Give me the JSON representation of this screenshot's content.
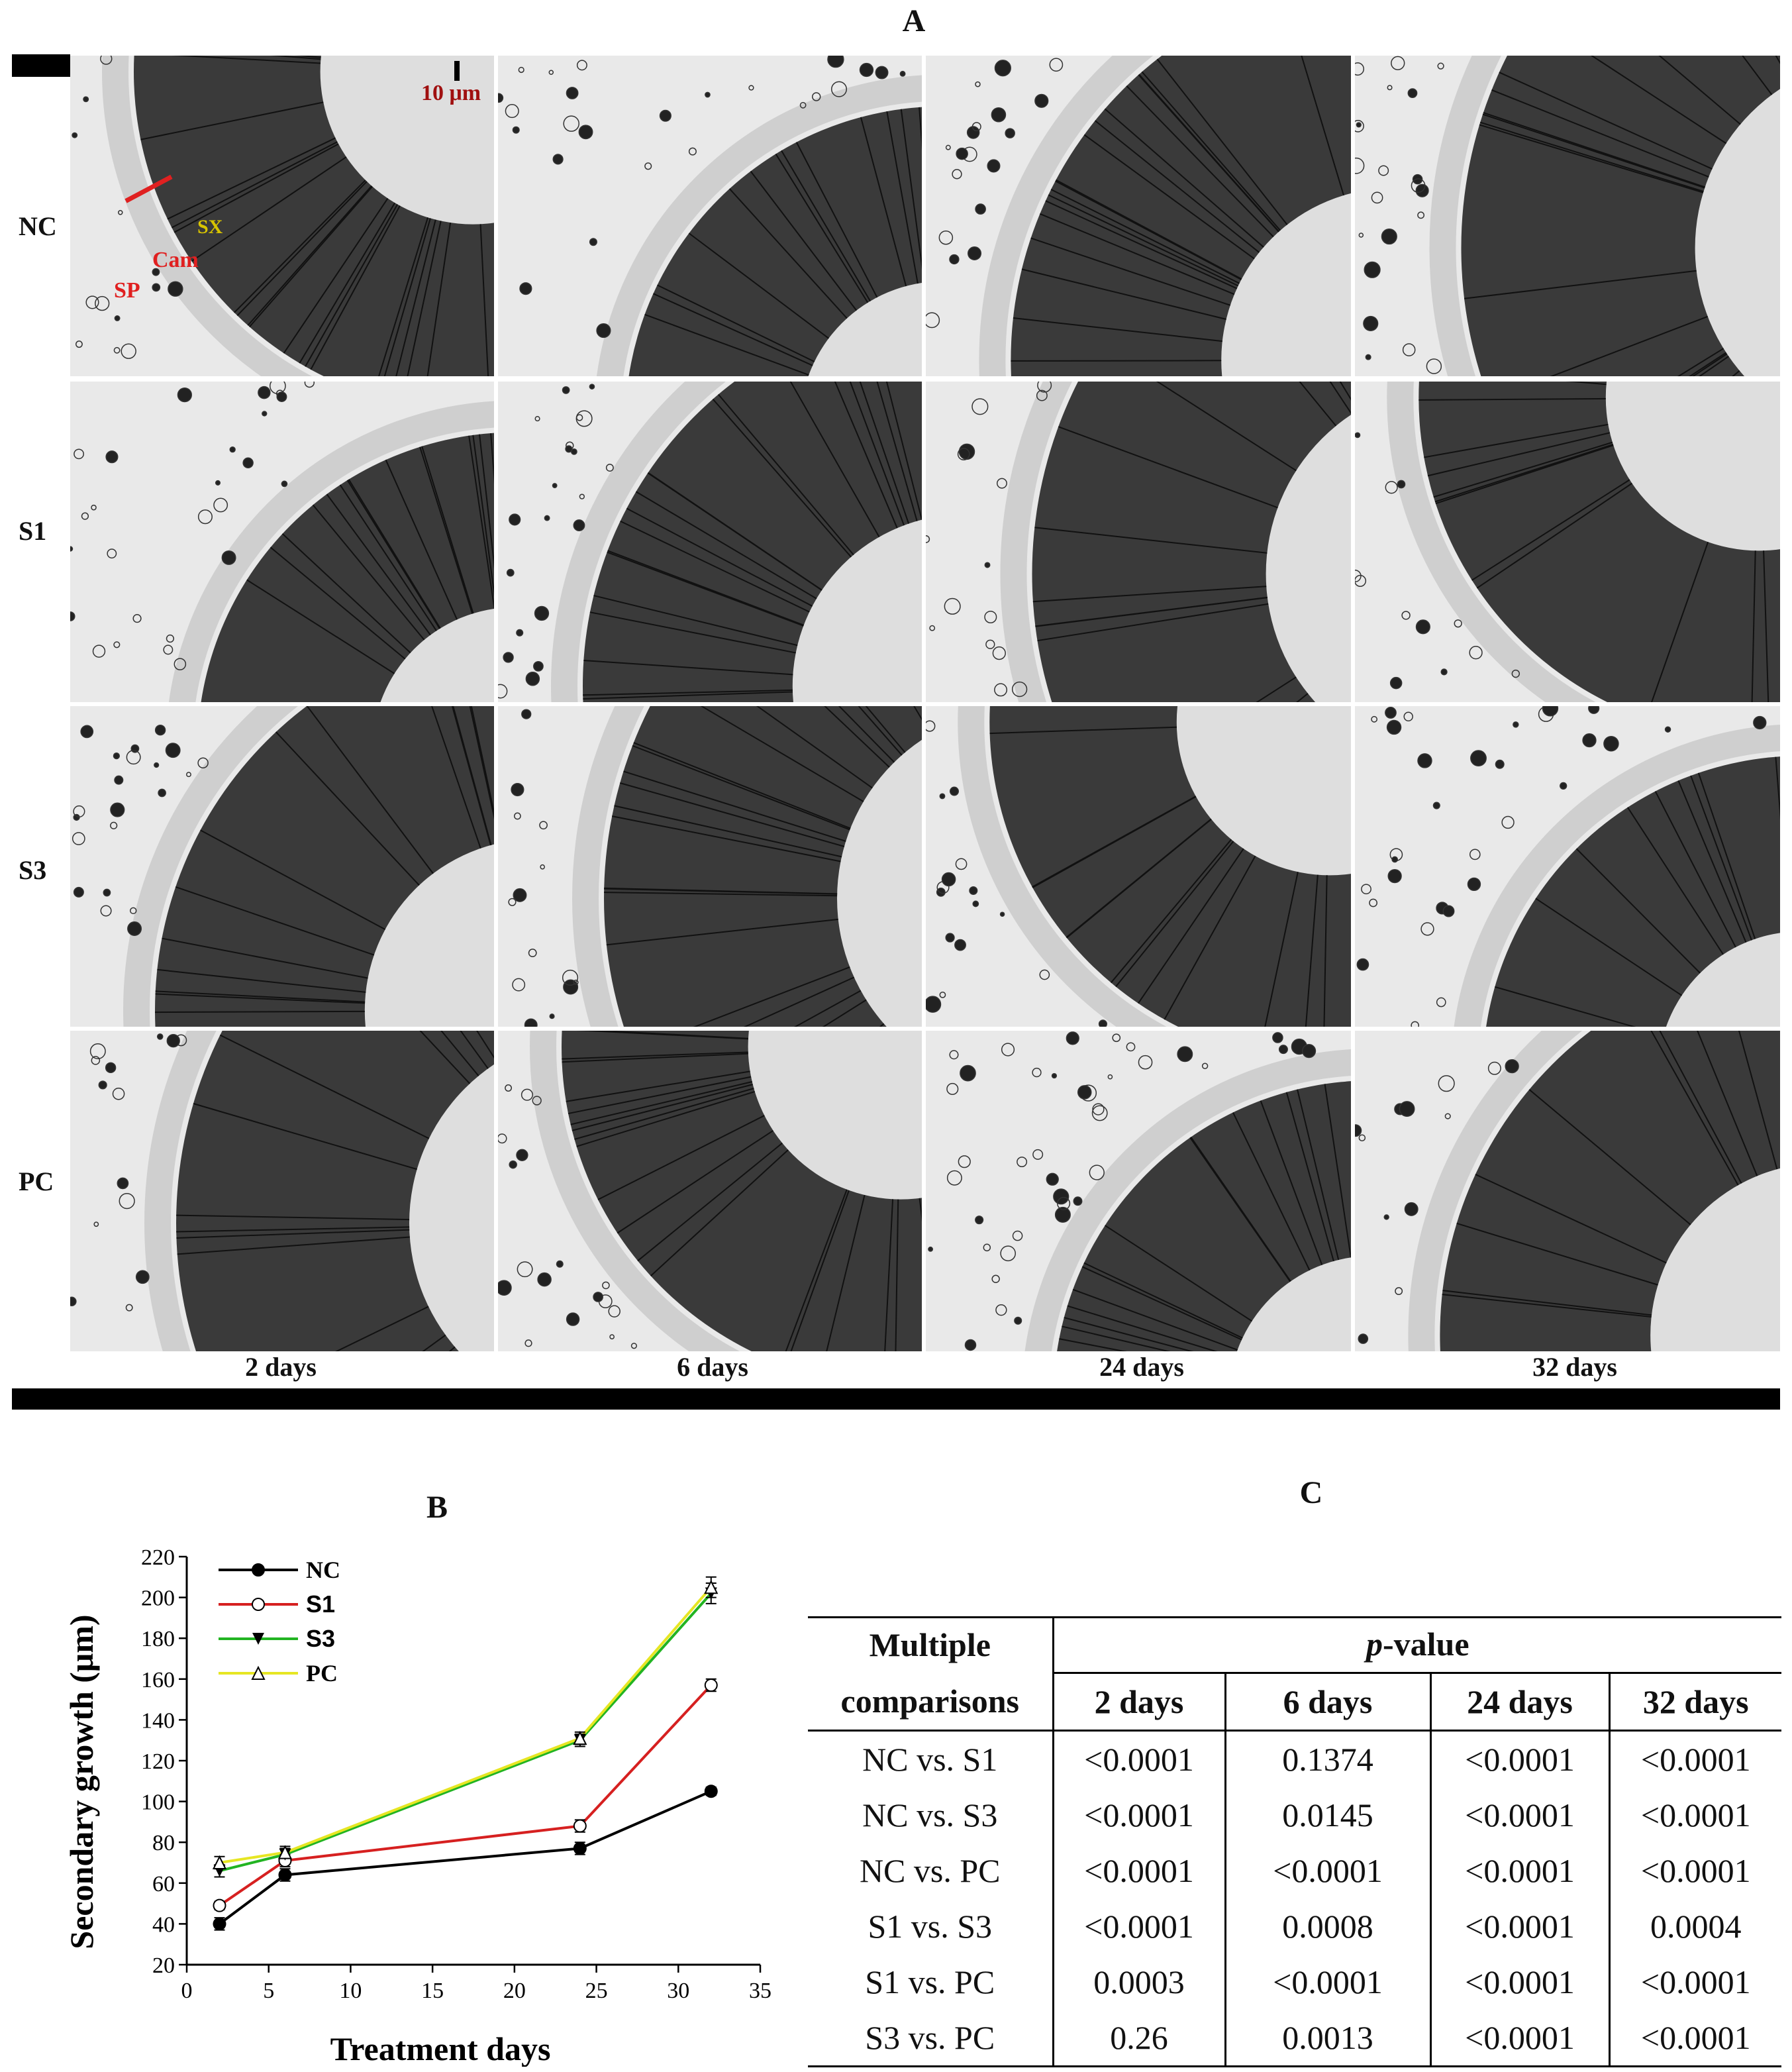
{
  "panelA": {
    "letter": "A",
    "rows": [
      "NC",
      "S1",
      "S3",
      "PC"
    ],
    "columns": [
      "2 days",
      "6 days",
      "24 days",
      "32 days"
    ],
    "annotations": {
      "scale": "10 μm",
      "sx": "SX",
      "cam": "Cam",
      "sp": "SP"
    }
  },
  "panelB": {
    "letter": "B"
  },
  "panelC": {
    "letter": "C",
    "header_comparisons_1": "Multiple",
    "header_comparisons_2": "comparisons",
    "header_pvalue": "p-value",
    "days": [
      "2 days",
      "6 days",
      "24 days",
      "32 days"
    ],
    "rows": [
      {
        "comparison": "NC vs. S1",
        "values": [
          "<0.0001",
          "0.1374",
          "<0.0001",
          "<0.0001"
        ]
      },
      {
        "comparison": "NC vs. S3",
        "values": [
          "<0.0001",
          "0.0145",
          "<0.0001",
          "<0.0001"
        ]
      },
      {
        "comparison": "NC vs. PC",
        "values": [
          "<0.0001",
          "<0.0001",
          "<0.0001",
          "<0.0001"
        ]
      },
      {
        "comparison": "S1 vs. S3",
        "values": [
          "<0.0001",
          "0.0008",
          "<0.0001",
          "0.0004"
        ]
      },
      {
        "comparison": "S1 vs. PC",
        "values": [
          "0.0003",
          "<0.0001",
          "<0.0001",
          "<0.0001"
        ]
      },
      {
        "comparison": "S3 vs. PC",
        "values": [
          "0.26",
          "0.0013",
          "<0.0001",
          "<0.0001"
        ]
      }
    ]
  },
  "chart_data": {
    "type": "line",
    "title": "",
    "xlabel": "Treatment days",
    "ylabel": "Secondary growth (μm)",
    "xlim": [
      0,
      35
    ],
    "ylim": [
      20,
      220
    ],
    "xticks": [
      0,
      5,
      10,
      15,
      20,
      25,
      30,
      35
    ],
    "yticks": [
      20,
      40,
      60,
      80,
      100,
      120,
      140,
      160,
      180,
      200,
      220
    ],
    "x": [
      2,
      6,
      24,
      32
    ],
    "legend_position": "top-left",
    "series": [
      {
        "name": "NC",
        "values": [
          40,
          64,
          77,
          105
        ],
        "errors": [
          3,
          3,
          3,
          2
        ],
        "color": "#000000",
        "marker": "filled-circle"
      },
      {
        "name": "S1",
        "values": [
          49,
          71,
          88,
          157
        ],
        "errors": [
          2,
          3,
          3,
          3
        ],
        "color": "#d62020",
        "marker": "open-circle"
      },
      {
        "name": "S3",
        "values": [
          66,
          74,
          130,
          202
        ],
        "errors": [
          3,
          3,
          3,
          5
        ],
        "color": "#22b422",
        "marker": "filled-triangle-down"
      },
      {
        "name": "PC",
        "values": [
          70,
          75,
          131,
          205
        ],
        "errors": [
          3,
          3,
          3,
          5
        ],
        "color": "#e6e623",
        "marker": "open-triangle-up"
      }
    ]
  }
}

━━━━━━━━━━━━━━━━━━━━

### WHAT IS BEING ASKED
Write out each line of the data exactly; the images should be left out.

### RESPONSE TO THE TASK
Give me the JSON representation of this screenshot's content.
{
  "panelA": {
    "letter": "A",
    "rows": [
      "NC",
      "S1",
      "S3",
      "PC"
    ],
    "columns": [
      "2 days",
      "6 days",
      "24 days",
      "32 days"
    ],
    "annotations": {
      "scale": "10 μm",
      "sx": "SX",
      "cam": "Cam",
      "sp": "SP"
    }
  },
  "panelB": {
    "letter": "B"
  },
  "panelC": {
    "letter": "C",
    "header_comparisons_1": "Multiple",
    "header_comparisons_2": "comparisons",
    "header_pvalue": "p-value",
    "days": [
      "2 days",
      "6 days",
      "24 days",
      "32 days"
    ],
    "rows": [
      {
        "comparison": "NC vs. S1",
        "values": [
          "<0.0001",
          "0.1374",
          "<0.0001",
          "<0.0001"
        ]
      },
      {
        "comparison": "NC vs. S3",
        "values": [
          "<0.0001",
          "0.0145",
          "<0.0001",
          "<0.0001"
        ]
      },
      {
        "comparison": "NC vs. PC",
        "values": [
          "<0.0001",
          "<0.0001",
          "<0.0001",
          "<0.0001"
        ]
      },
      {
        "comparison": "S1 vs. S3",
        "values": [
          "<0.0001",
          "0.0008",
          "<0.0001",
          "0.0004"
        ]
      },
      {
        "comparison": "S1 vs. PC",
        "values": [
          "0.0003",
          "<0.0001",
          "<0.0001",
          "<0.0001"
        ]
      },
      {
        "comparison": "S3 vs. PC",
        "values": [
          "0.26",
          "0.0013",
          "<0.0001",
          "<0.0001"
        ]
      }
    ]
  },
  "chart_data": {
    "type": "line",
    "title": "",
    "xlabel": "Treatment days",
    "ylabel": "Secondary growth (μm)",
    "xlim": [
      0,
      35
    ],
    "ylim": [
      20,
      220
    ],
    "xticks": [
      0,
      5,
      10,
      15,
      20,
      25,
      30,
      35
    ],
    "yticks": [
      20,
      40,
      60,
      80,
      100,
      120,
      140,
      160,
      180,
      200,
      220
    ],
    "x": [
      2,
      6,
      24,
      32
    ],
    "legend_position": "top-left",
    "series": [
      {
        "name": "NC",
        "values": [
          40,
          64,
          77,
          105
        ],
        "errors": [
          3,
          3,
          3,
          2
        ],
        "color": "#000000",
        "marker": "filled-circle"
      },
      {
        "name": "S1",
        "values": [
          49,
          71,
          88,
          157
        ],
        "errors": [
          2,
          3,
          3,
          3
        ],
        "color": "#d62020",
        "marker": "open-circle"
      },
      {
        "name": "S3",
        "values": [
          66,
          74,
          130,
          202
        ],
        "errors": [
          3,
          3,
          3,
          5
        ],
        "color": "#22b422",
        "marker": "filled-triangle-down"
      },
      {
        "name": "PC",
        "values": [
          70,
          75,
          131,
          205
        ],
        "errors": [
          3,
          3,
          3,
          5
        ],
        "color": "#e6e623",
        "marker": "open-triangle-up"
      }
    ]
  }
}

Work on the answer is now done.